Exercise prompt :: Copy every record word for word.

--- start of Items ---

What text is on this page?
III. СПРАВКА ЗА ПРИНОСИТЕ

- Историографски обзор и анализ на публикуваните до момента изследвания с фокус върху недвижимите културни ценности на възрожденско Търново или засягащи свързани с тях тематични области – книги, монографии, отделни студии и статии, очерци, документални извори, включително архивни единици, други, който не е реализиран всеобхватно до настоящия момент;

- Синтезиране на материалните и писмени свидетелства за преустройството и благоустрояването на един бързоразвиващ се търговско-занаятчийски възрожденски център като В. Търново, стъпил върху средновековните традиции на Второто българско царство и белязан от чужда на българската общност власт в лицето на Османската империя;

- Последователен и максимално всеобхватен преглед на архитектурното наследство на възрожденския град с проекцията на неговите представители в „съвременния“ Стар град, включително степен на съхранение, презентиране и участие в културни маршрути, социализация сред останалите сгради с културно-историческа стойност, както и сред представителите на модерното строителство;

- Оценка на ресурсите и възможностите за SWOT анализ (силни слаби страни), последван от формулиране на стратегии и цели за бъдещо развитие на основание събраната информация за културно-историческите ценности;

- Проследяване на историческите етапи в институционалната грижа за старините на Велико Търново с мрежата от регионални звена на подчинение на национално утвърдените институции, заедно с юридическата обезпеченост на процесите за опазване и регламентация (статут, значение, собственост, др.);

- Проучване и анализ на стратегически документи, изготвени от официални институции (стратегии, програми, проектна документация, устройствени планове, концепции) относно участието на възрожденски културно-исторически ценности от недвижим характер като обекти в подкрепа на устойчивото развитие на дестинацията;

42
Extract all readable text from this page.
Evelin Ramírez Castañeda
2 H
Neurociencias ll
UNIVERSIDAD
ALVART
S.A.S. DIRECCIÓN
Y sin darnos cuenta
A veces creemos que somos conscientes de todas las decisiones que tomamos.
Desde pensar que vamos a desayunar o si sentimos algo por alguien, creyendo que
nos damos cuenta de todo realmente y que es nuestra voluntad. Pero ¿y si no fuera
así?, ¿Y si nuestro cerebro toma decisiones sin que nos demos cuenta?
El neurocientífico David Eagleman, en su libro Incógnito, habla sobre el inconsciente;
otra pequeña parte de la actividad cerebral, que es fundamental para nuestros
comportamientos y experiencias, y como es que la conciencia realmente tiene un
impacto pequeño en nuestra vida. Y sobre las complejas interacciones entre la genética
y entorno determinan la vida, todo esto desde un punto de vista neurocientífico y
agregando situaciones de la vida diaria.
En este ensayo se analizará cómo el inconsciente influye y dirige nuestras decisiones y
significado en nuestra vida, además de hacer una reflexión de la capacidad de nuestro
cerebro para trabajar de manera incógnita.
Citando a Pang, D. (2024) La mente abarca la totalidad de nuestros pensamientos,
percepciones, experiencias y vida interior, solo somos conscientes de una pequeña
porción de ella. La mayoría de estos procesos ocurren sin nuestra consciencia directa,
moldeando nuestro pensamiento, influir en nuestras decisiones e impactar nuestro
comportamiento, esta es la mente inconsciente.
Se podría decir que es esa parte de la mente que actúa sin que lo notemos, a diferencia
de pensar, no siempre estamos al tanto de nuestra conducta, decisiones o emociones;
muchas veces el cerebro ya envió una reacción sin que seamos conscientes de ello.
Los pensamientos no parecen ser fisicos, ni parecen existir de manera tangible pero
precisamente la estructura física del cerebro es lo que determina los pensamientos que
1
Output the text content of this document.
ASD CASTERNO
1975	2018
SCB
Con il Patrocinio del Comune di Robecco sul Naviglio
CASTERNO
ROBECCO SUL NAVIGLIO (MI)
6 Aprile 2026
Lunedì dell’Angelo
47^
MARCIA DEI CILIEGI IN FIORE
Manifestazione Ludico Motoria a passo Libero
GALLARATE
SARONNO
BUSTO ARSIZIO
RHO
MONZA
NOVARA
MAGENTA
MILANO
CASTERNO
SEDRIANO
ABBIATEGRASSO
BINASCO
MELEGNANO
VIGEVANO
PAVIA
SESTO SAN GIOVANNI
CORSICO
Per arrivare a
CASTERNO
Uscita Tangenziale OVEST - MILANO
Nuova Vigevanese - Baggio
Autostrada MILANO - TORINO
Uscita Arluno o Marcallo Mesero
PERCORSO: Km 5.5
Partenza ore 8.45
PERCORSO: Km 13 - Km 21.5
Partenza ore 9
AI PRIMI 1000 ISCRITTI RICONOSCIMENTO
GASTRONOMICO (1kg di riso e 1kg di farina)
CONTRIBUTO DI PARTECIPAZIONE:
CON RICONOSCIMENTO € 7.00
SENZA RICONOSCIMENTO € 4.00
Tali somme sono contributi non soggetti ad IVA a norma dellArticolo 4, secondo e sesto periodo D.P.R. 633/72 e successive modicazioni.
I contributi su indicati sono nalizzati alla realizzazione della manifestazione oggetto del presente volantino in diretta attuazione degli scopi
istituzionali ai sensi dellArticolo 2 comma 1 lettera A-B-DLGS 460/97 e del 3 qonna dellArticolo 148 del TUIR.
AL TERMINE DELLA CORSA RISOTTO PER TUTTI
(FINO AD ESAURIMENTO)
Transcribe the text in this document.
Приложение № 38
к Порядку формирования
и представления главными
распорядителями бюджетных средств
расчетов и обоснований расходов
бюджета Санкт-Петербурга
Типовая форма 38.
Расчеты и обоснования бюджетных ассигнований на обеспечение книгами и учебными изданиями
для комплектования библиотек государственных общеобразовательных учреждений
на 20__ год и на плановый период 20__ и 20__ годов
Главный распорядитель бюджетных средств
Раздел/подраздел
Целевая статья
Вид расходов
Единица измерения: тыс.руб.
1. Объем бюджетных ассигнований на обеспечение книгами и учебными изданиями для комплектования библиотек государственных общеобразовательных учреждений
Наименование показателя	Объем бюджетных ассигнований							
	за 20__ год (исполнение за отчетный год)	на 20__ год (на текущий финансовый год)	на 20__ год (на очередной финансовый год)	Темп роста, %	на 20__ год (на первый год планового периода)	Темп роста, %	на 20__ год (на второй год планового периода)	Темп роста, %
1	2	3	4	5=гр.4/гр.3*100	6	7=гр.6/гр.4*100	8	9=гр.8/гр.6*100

--- end of Items ---

Expected output ::
What text is on this page?
III. СПРАВКА ЗА ПРИНОСИТЕ

- Историографски обзор и анализ на публикуваните до момента изследвания с фокус върху недвижимите културни ценности на възрожденско Търново или засягащи свързани с тях тематични области – книги, монографии, отделни студии и статии, очерци, документални извори, включително архивни единици, други, който не е реализиран всеобхватно до настоящия момент;

- Синтезиране на материалните и писмени свидетелства за преустройството и благоустрояването на един бързоразвиващ се търговско-занаятчийски възрожденски център като В. Търново, стъпил върху средновековните традиции на Второто българско царство и белязан от чужда на българската общност власт в лицето на Османската империя;

- Последователен и максимално всеобхватен преглед на архитектурното наследство на възрожденския град с проекцията на неговите представители в „съвременния“ Стар град, включително степен на съхранение, презентиране и участие в културни маршрути, социализация сред останалите сгради с културно-историческа стойност, както и сред представителите на модерното строителство;

- Оценка на ресурсите и възможностите за SWOT анализ (силни слаби страни), последван от формулиране на стратегии и цели за бъдещо развитие на основание събраната информация за културно-историческите ценности;

- Проследяване на историческите етапи в институционалната грижа за старините на Велико Търново с мрежата от регионални звена на подчинение на национално утвърдените институции, заедно с юридическата обезпеченост на процесите за опазване и регламентация (статут, значение, собственост, др.);

- Проучване и анализ на стратегически документи, изготвени от официални институции (стратегии, програми, проектна документация, устройствени планове, концепции) относно участието на възрожденски културно-исторически ценности от недвижим характер като обекти в подкрепа на устойчивото развитие на дестинацията;

42
Extract all readable text from this page.
Evelin Ramírez Castañeda
2 H
Neurociencias ll
UNIVERSIDAD
ALVART
S.A.S. DIRECCIÓN
Y sin darnos cuenta
A veces creemos que somos conscientes de todas las decisiones que tomamos.
Desde pensar que vamos a desayunar o si sentimos algo por alguien, creyendo que
nos damos cuenta de todo realmente y que es nuestra voluntad. Pero ¿y si no fuera
así?, ¿Y si nuestro cerebro toma decisiones sin que nos demos cuenta?
El neurocientífico David Eagleman, en su libro Incógnito, habla sobre el inconsciente;
otra pequeña parte de la actividad cerebral, que es fundamental para nuestros
comportamientos y experiencias, y como es que la conciencia realmente tiene un
impacto pequeño en nuestra vida. Y sobre las complejas interacciones entre la genética
y entorno determinan la vida, todo esto desde un punto de vista neurocientífico y
agregando situaciones de la vida diaria.
En este ensayo se analizará cómo el inconsciente influye y dirige nuestras decisiones y
significado en nuestra vida, además de hacer una reflexión de la capacidad de nuestro
cerebro para trabajar de manera incógnita.
Citando a Pang, D. (2024) La mente abarca la totalidad de nuestros pensamientos,
percepciones, experiencias y vida interior, solo somos conscientes de una pequeña
porción de ella. La mayoría de estos procesos ocurren sin nuestra consciencia directa,
moldeando nuestro pensamiento, influir en nuestras decisiones e impactar nuestro
comportamiento, esta es la mente inconsciente.
Se podría decir que es esa parte de la mente que actúa sin que lo notemos, a diferencia
de pensar, no siempre estamos al tanto de nuestra conducta, decisiones o emociones;
muchas veces el cerebro ya envió una reacción sin que seamos conscientes de ello.
Los pensamientos no parecen ser fisicos, ni parecen existir de manera tangible pero
precisamente la estructura física del cerebro es lo que determina los pensamientos que
1
Output the text content of this document.
ASD CASTERNO
1975	2018
SCB
Con il Patrocinio del Comune di Robecco sul Naviglio
CASTERNO
ROBECCO SUL NAVIGLIO (MI)
6 Aprile 2026
Lunedì dell’Angelo
47^
MARCIA DEI CILIEGI IN FIORE
Manifestazione Ludico Motoria a passo Libero
GALLARATE
SARONNO
BUSTO ARSIZIO
RHO
MONZA
NOVARA
MAGENTA
MILANO
CASTERNO
SEDRIANO
ABBIATEGRASSO
BINASCO
MELEGNANO
VIGEVANO
PAVIA
SESTO SAN GIOVANNI
CORSICO
Per arrivare a
CASTERNO
Uscita Tangenziale OVEST - MILANO
Nuova Vigevanese - Baggio
Autostrada MILANO - TORINO
Uscita Arluno o Marcallo Mesero
PERCORSO: Km 5.5
Partenza ore 8.45
PERCORSO: Km 13 - Km 21.5
Partenza ore 9
AI PRIMI 1000 ISCRITTI RICONOSCIMENTO
GASTRONOMICO (1kg di riso e 1kg di farina)
CONTRIBUTO DI PARTECIPAZIONE:
CON RICONOSCIMENTO € 7.00
SENZA RICONOSCIMENTO € 4.00
Tali somme sono contributi non soggetti ad IVA a norma dellArticolo 4, secondo e sesto periodo D.P.R. 633/72 e successive modicazioni.
I contributi su indicati sono nalizzati alla realizzazione della manifestazione oggetto del presente volantino in diretta attuazione degli scopi
istituzionali ai sensi dellArticolo 2 comma 1 lettera A-B-DLGS 460/97 e del 3 qonna dellArticolo 148 del TUIR.
AL TERMINE DELLA CORSA RISOTTO PER TUTTI
(FINO AD ESAURIMENTO)
Transcribe the text in this document.
Приложение № 38
к Порядку формирования
и представления главными
распорядителями бюджетных средств
расчетов и обоснований расходов
бюджета Санкт-Петербурга
Типовая форма 38.
Расчеты и обоснования бюджетных ассигнований на обеспечение книгами и учебными изданиями
для комплектования библиотек государственных общеобразовательных учреждений
на 20__ год и на плановый период 20__ и 20__ годов
Главный распорядитель бюджетных средств
Раздел/подраздел
Целевая статья
Вид расходов
Единица измерения: тыс.руб.
1. Объем бюджетных ассигнований на обеспечение книгами и учебными изданиями для комплектования библиотек государственных общеобразовательных учреждений
Наименование показателя	Объем бюджетных ассигнований							
	за 20__ год (исполнение за отчетный год)	на 20__ год (на текущий финансовый год)	на 20__ год (на очередной финансовый год)	Темп роста, %	на 20__ год (на первый год планового периода)	Темп роста, %	на 20__ год (на второй год планового периода)	Темп роста, %
1	2	3	4	5=гр.4/гр.3*100	6	7=гр.6/гр.4*100	8	9=гр.8/гр.6*100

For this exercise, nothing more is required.